→ EXERCISE REQUIREMENTS:
Reproduce the full listing below unchanged, apart from the pictures.

====

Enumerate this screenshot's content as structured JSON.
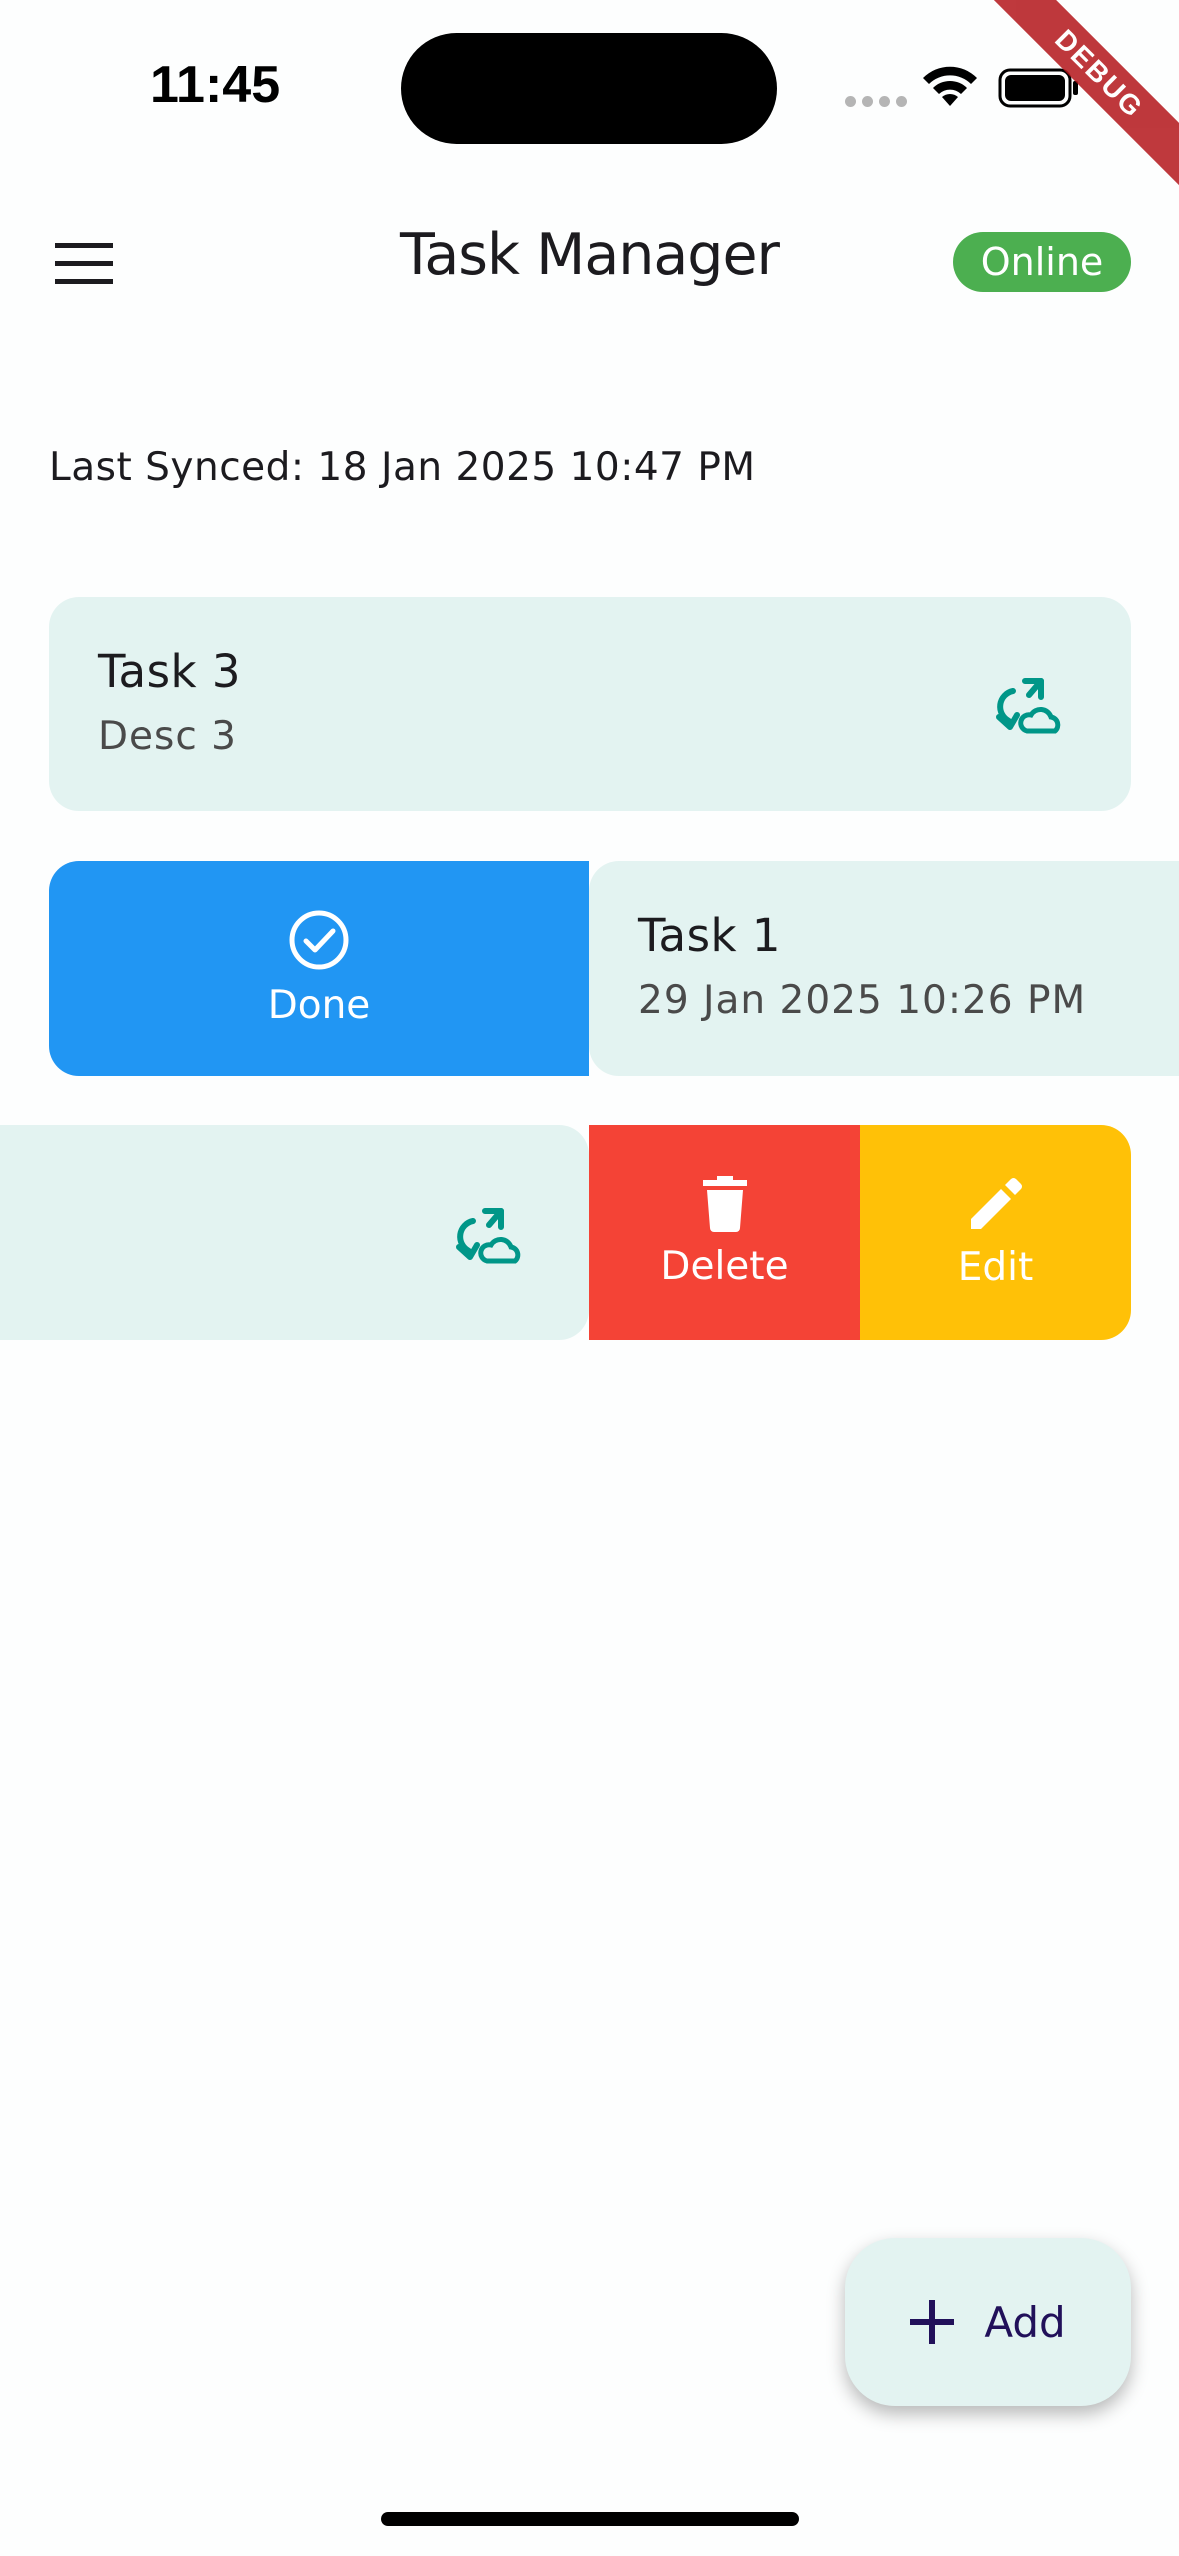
{
  "status_bar": {
    "time": "11:45"
  },
  "debug_banner": {
    "label": "DEBUG"
  },
  "app_bar": {
    "title": "Task Manager",
    "status_badge": "Online"
  },
  "last_synced": "Last Synced: 18 Jan 2025 10:47 PM",
  "tasks": [
    {
      "title": "Task 3",
      "subtitle": "Desc 3",
      "icon": "cloud-sync-icon"
    },
    {
      "title": "Task 1",
      "subtitle": "29 Jan 2025 10:26 PM",
      "swipe_action": "Done"
    },
    {
      "title": "",
      "subtitle": "",
      "icon": "cloud-sync-icon",
      "swipe_actions": [
        "Delete",
        "Edit"
      ]
    }
  ],
  "actions": {
    "done_label": "Done",
    "delete_label": "Delete",
    "edit_label": "Edit"
  },
  "fab": {
    "label": "Add"
  },
  "colors": {
    "card_bg": "#e3f3f1",
    "online_green": "#4caf50",
    "done_blue": "#2196f3",
    "delete_red": "#f44336",
    "edit_amber": "#ffc107",
    "sync_icon_teal": "#009688",
    "fab_text": "#21105a"
  }
}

====

→ THE RESPONSE:
Enumerate this screenshot's content as structured JSON.
{
  "status_bar": {
    "time": "11:45"
  },
  "debug_banner": {
    "label": "DEBUG"
  },
  "app_bar": {
    "title": "Task Manager",
    "status_badge": "Online"
  },
  "last_synced": "Last Synced: 18 Jan 2025 10:47 PM",
  "tasks": [
    {
      "title": "Task 3",
      "subtitle": "Desc 3",
      "icon": "cloud-sync-icon"
    },
    {
      "title": "Task 1",
      "subtitle": "29 Jan 2025 10:26 PM",
      "swipe_action": "Done"
    },
    {
      "title": "",
      "subtitle": "",
      "icon": "cloud-sync-icon",
      "swipe_actions": [
        "Delete",
        "Edit"
      ]
    }
  ],
  "actions": {
    "done_label": "Done",
    "delete_label": "Delete",
    "edit_label": "Edit"
  },
  "fab": {
    "label": "Add"
  },
  "colors": {
    "card_bg": "#e3f3f1",
    "online_green": "#4caf50",
    "done_blue": "#2196f3",
    "delete_red": "#f44336",
    "edit_amber": "#ffc107",
    "sync_icon_teal": "#009688",
    "fab_text": "#21105a"
  }
}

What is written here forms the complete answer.